--- Written request ---
Rewrite all of the material below with "screenshot" changed to "chart image" and nothing else altered, and leave the pictures out.

--- Source records ---
::::::
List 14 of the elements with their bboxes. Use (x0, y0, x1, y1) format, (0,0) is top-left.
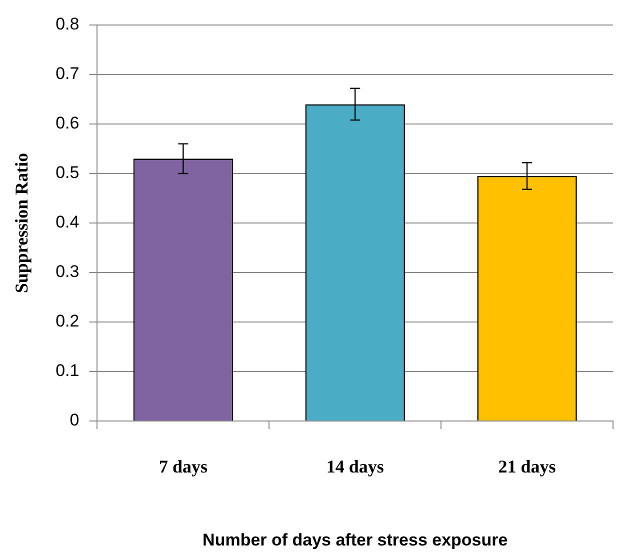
y-tick-label: 0.7 (56, 64, 80, 84)
x-axis-title: Number of days after stress exposure (202, 530, 508, 550)
y-tick-label: 0.4 (56, 212, 80, 232)
y-tick-label: 0.3 (56, 262, 80, 282)
y-tick-label: 0.2 (56, 312, 80, 331)
y-tick-label: 0.5 (56, 163, 80, 182)
y-tick-label: 0.8 (56, 14, 80, 34)
x-tick-label: 14 days (326, 456, 384, 476)
y-tick-label: 0.6 (56, 114, 80, 133)
x-tick-label: 21 days (498, 456, 556, 476)
y-tick-label: 0.1 (56, 361, 80, 380)
x-tick-label: 7 days (158, 456, 208, 476)
y-tick-label: 0 (70, 410, 80, 430)
y-axis-title: Suppression Ratio (11, 152, 32, 294)
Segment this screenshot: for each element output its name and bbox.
::::::
--- Full answer ---
List 14 of the elements with their bboxes. Use (x0, y0, x1, y1) format, (0,0) is top-left.
y-tick-label: 0.7 (56, 64, 80, 84)
x-axis-title: Number of days after stress exposure (202, 530, 508, 550)
y-tick-label: 0.4 (56, 212, 80, 232)
y-tick-label: 0.3 (56, 262, 80, 282)
y-tick-label: 0.2 (56, 312, 80, 331)
y-tick-label: 0.5 (56, 163, 80, 182)
y-tick-label: 0.8 (56, 14, 80, 34)
x-tick-label: 14 days (326, 456, 384, 476)
y-tick-label: 0.6 (56, 114, 80, 133)
x-tick-label: 21 days (498, 456, 556, 476)
y-tick-label: 0.1 (56, 361, 80, 380)
x-tick-label: 7 days (158, 456, 208, 476)
y-tick-label: 0 (70, 410, 80, 430)
y-axis-title: Suppression Ratio (11, 152, 32, 294)
Segment this chart image: for each element output its name and bbox.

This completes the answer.